Objective: Return the entries below verbatim. Pictures stay out.

++++++

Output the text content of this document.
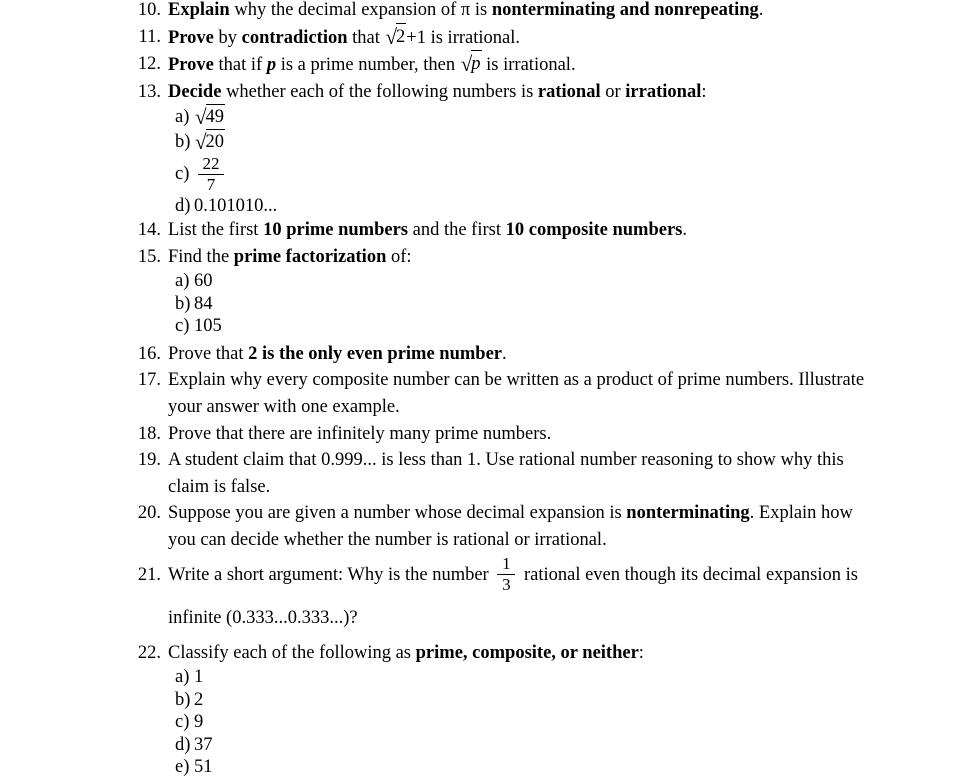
10. Explain why the decimal expansion of π is nonterminating and nonrepeating.
11. Prove by contradiction that √2+1 is irrational.
12. Prove that if p is a prime number, then √p is irrational.
13. Decide whether each of the following numbers is rational or irrational:
a) √49
b) √20
$c) \frac{22}{7}$
d) 0.101010...
14. List the first 10 prime numbers and the first 10 composite numbers.
15. Find the prime factorization of:
a) 60
b) 84
c) 105
16. Prove that 2 is the only even prime number.
17. Explain why every composite number can be written as a product of prime numbers. Illustrate your answer with one example.
18. Prove that there are infinitely many prime numbers.
19. A student claim that 0.999... is less than 1. Use rational number reasoning to show why this claim is false.
20. Suppose you are given a number whose decimal expansion is nonterminating. Explain how you can decide whether the number is rational or irrational.
21. Write a short argument: Why is the number $\frac{1}{3}$ rational even though its decimal expansion is infinite (0.333...0.333...)?
22. Classify each of the following as prime, composite, or neither:
a) 1
b) 2
c) 9
d) 37
e) 51
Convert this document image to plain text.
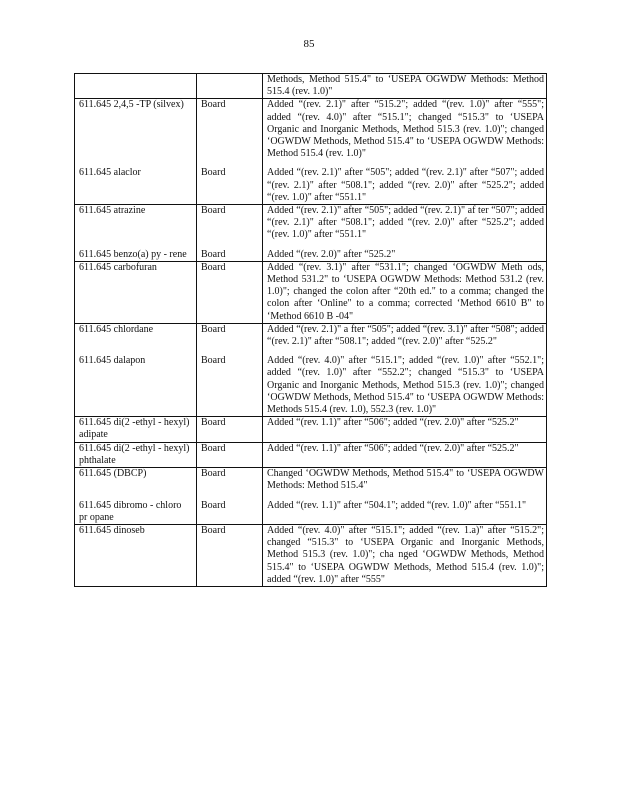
85
		Methods, Method 515.4" to ‘USEPA OGWDW Methods: Method 515.4 (rev. 1.0)"
611.645 2,4,5 -TP (silvex)	Board	Added “(rev. 2.1)" after “515.2"; added “(rev. 1.0)" after “555"; added “(rev. 4.0)" after “515.1"; changed “515.3" to ‘USEPA Organic and Inorganic Methods, Method 515.3 (rev. 1.0)"; changed ‘OGWDW Methods, Method 515.4" to ‘USEPA OGWDW Methods: Method 515.4 (rev. 1.0)"
611.645 alaclor	Board	Added “(rev. 2.1)" after “505"; added “(rev. 2.1)" after “507"; added “(rev. 2.1)" after “508.1"; added “(rev. 2.0)" after “525.2"; added “(rev. 1.0)" after “551.1"
611.645 atrazine	Board	Added “(rev. 2.1)" after “505"; added “(rev. 2.1)" af ter “507"; added “(rev. 2.1)" after “508.1"; added “(rev. 2.0)" after “525.2"; added “(rev. 1.0)" after “551.1"
611.645 benzo(a) py - rene	Board	Added “(rev. 2.0)" after “525.2"
611.645 carbofuran	Board	Added “(rev. 3.1)" after “531.1"; changed ‘OGWDW Meth ods, Method 531.2" to ‘USEPA OGWDW Methods: Method 531.2 (rev. 1.0)"; changed the colon after “20th ed." to a comma; changed the colon after ‘Online" to a comma; corrected ‘Method 6610 B" to ‘Method 6610 B -04"
611.645 chlordane	Board	Added “(rev. 2.1)" a fter “505"; added “(rev. 3.1)" after “508"; added “(rev. 2.1)" after “508.1"; added “(rev. 2.0)" after “525.2"
611.645 dalapon	Board	Added “(rev. 4.0)" after “515.1"; added “(rev. 1.0)" after “552.1"; added “(rev. 1.0)" after “552.2"; changed “515.3" to ‘USEPA Organic and Inorganic Methods, Method 515.3 (rev. 1.0)"; changed ‘OGWDW Methods, Method 515.4" to ‘USEPA OGWDW Methods: Methods 515.4 (rev. 1.0), 552.3 (rev. 1.0)"
611.645 di(2 -ethyl - hexyl) adipate	Board	Added “(rev. 1.1)" after “506"; added “(rev. 2.0)" after “525.2"
611.645 di(2 -ethyl - hexyl) phthalate	Board	Added “(rev. 1.1)" after “506"; added “(rev. 2.0)" after “525.2"
611.645 (DBCP)	Board	Changed ‘OGWDW Methods, Method 515.4" to ‘USEPA OGWDW Methods: Method 515.4"
611.645 dibromo - chloro pr opane	Board	Added “(rev. 1.1)" after “504.1"; added “(rev. 1.0)" after “551.1"
611.645 dinoseb	Board	Added “(rev. 4.0)" after “515.1"; added “(rev. 1.a)" after “515.2"; changed “515.3" to ‘USEPA Organic and Inorganic Methods, Method 515.3 (rev. 1.0)"; cha nged ‘OGWDW Methods, Method 515.4" to ‘USEPA OGWDW Methods, Method 515.4 (rev. 1.0)"; added “(rev. 1.0)" after “555"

++++++

Answer below:
Output the text content of this document.
10. Explain why the decimal expansion of π is nonterminating and nonrepeating.
11. Prove by contradiction that √2+1 is irrational.
12. Prove that if p is a prime number, then √p is irrational.
13. Decide whether each of the following numbers is rational or irrational:
a) √49
b) √20
$c) \frac{22}{7}$
d) 0.101010...
14. List the first 10 prime numbers and the first 10 composite numbers.
15. Find the prime factorization of:
a) 60
b) 84
c) 105
16. Prove that 2 is the only even prime number.
17. Explain why every composite number can be written as a product of prime numbers. Illustrate your answer with one example.
18. Prove that there are infinitely many prime numbers.
19. A student claim that 0.999... is less than 1. Use rational number reasoning to show why this claim is false.
20. Suppose you are given a number whose decimal expansion is nonterminating. Explain how you can decide whether the number is rational or irrational.
21. Write a short argument: Why is the number $\frac{1}{3}$ rational even though its decimal expansion is infinite (0.333...0.333...)?
22. Classify each of the following as prime, composite, or neither:
a) 1
b) 2
c) 9
d) 37
e) 51
Convert this document image to plain text.
85
		Methods, Method 515.4" to ‘USEPA OGWDW Methods: Method 515.4 (rev. 1.0)"
611.645 2,4,5 -TP (silvex)	Board	Added “(rev. 2.1)" after “515.2"; added “(rev. 1.0)" after “555"; added “(rev. 4.0)" after “515.1"; changed “515.3" to ‘USEPA Organic and Inorganic Methods, Method 515.3 (rev. 1.0)"; changed ‘OGWDW Methods, Method 515.4" to ‘USEPA OGWDW Methods: Method 515.4 (rev. 1.0)"
611.645 alaclor	Board	Added “(rev. 2.1)" after “505"; added “(rev. 2.1)" after “507"; added “(rev. 2.1)" after “508.1"; added “(rev. 2.0)" after “525.2"; added “(rev. 1.0)" after “551.1"
611.645 atrazine	Board	Added “(rev. 2.1)" after “505"; added “(rev. 2.1)" af ter “507"; added “(rev. 2.1)" after “508.1"; added “(rev. 2.0)" after “525.2"; added “(rev. 1.0)" after “551.1"
611.645 benzo(a) py - rene	Board	Added “(rev. 2.0)" after “525.2"
611.645 carbofuran	Board	Added “(rev. 3.1)" after “531.1"; changed ‘OGWDW Meth ods, Method 531.2" to ‘USEPA OGWDW Methods: Method 531.2 (rev. 1.0)"; changed the colon after “20th ed." to a comma; changed the colon after ‘Online" to a comma; corrected ‘Method 6610 B" to ‘Method 6610 B -04"
611.645 chlordane	Board	Added “(rev. 2.1)" a fter “505"; added “(rev. 3.1)" after “508"; added “(rev. 2.1)" after “508.1"; added “(rev. 2.0)" after “525.2"
611.645 dalapon	Board	Added “(rev. 4.0)" after “515.1"; added “(rev. 1.0)" after “552.1"; added “(rev. 1.0)" after “552.2"; changed “515.3" to ‘USEPA Organic and Inorganic Methods, Method 515.3 (rev. 1.0)"; changed ‘OGWDW Methods, Method 515.4" to ‘USEPA OGWDW Methods: Methods 515.4 (rev. 1.0), 552.3 (rev. 1.0)"
611.645 di(2 -ethyl - hexyl) adipate	Board	Added “(rev. 1.1)" after “506"; added “(rev. 2.0)" after “525.2"
611.645 di(2 -ethyl - hexyl) phthalate	Board	Added “(rev. 1.1)" after “506"; added “(rev. 2.0)" after “525.2"
611.645 (DBCP)	Board	Changed ‘OGWDW Methods, Method 515.4" to ‘USEPA OGWDW Methods: Method 515.4"
611.645 dibromo - chloro pr opane	Board	Added “(rev. 1.1)" after “504.1"; added “(rev. 1.0)" after “551.1"
611.645 dinoseb	Board	Added “(rev. 4.0)" after “515.1"; added “(rev. 1.a)" after “515.2"; changed “515.3" to ‘USEPA Organic and Inorganic Methods, Method 515.3 (rev. 1.0)"; cha nged ‘OGWDW Methods, Method 515.4" to ‘USEPA OGWDW Methods, Method 515.4 (rev. 1.0)"; added “(rev. 1.0)" after “555"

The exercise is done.